-- start of INFORMATION GIVEN --

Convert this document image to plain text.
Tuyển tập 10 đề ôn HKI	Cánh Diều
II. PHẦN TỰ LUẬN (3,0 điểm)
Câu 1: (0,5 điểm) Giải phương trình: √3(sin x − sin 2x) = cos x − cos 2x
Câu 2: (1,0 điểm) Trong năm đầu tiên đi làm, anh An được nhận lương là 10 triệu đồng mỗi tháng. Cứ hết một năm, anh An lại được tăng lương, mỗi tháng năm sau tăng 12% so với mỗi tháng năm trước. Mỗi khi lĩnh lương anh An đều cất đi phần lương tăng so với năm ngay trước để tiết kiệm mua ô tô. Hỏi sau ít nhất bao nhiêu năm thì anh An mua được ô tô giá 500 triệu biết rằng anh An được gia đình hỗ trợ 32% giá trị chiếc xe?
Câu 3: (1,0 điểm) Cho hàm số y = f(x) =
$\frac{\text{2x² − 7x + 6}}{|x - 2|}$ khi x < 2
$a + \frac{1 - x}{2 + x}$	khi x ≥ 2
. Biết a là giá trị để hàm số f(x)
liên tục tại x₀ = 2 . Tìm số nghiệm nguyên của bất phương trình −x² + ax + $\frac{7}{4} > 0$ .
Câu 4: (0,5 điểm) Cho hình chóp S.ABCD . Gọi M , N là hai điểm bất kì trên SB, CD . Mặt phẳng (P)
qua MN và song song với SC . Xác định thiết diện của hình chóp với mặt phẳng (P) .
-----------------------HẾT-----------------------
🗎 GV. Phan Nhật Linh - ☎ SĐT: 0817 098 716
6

-- end of INFORMATION GIVEN --

*SHORT TASK*.
Go back to the listing above and please repeat it exactly.

*WORKED ANSWER*.
Convert this document image to plain text.
Tuyển tập 10 đề ôn HKI	Cánh Diều
II. PHẦN TỰ LUẬN (3,0 điểm)
Câu 1: (0,5 điểm) Giải phương trình: √3(sin x − sin 2x) = cos x − cos 2x
Câu 2: (1,0 điểm) Trong năm đầu tiên đi làm, anh An được nhận lương là 10 triệu đồng mỗi tháng. Cứ hết một năm, anh An lại được tăng lương, mỗi tháng năm sau tăng 12% so với mỗi tháng năm trước. Mỗi khi lĩnh lương anh An đều cất đi phần lương tăng so với năm ngay trước để tiết kiệm mua ô tô. Hỏi sau ít nhất bao nhiêu năm thì anh An mua được ô tô giá 500 triệu biết rằng anh An được gia đình hỗ trợ 32% giá trị chiếc xe?
Câu 3: (1,0 điểm) Cho hàm số y = f(x) =
$\frac{\text{2x² − 7x + 6}}{|x - 2|}$ khi x < 2
$a + \frac{1 - x}{2 + x}$	khi x ≥ 2
. Biết a là giá trị để hàm số f(x)
liên tục tại x₀ = 2 . Tìm số nghiệm nguyên của bất phương trình −x² + ax + $\frac{7}{4} > 0$ .
Câu 4: (0,5 điểm) Cho hình chóp S.ABCD . Gọi M , N là hai điểm bất kì trên SB, CD . Mặt phẳng (P)
qua MN và song song với SC . Xác định thiết diện của hình chóp với mặt phẳng (P) .
-----------------------HẾT-----------------------
🗎 GV. Phan Nhật Linh - ☎ SĐT: 0817 098 716
6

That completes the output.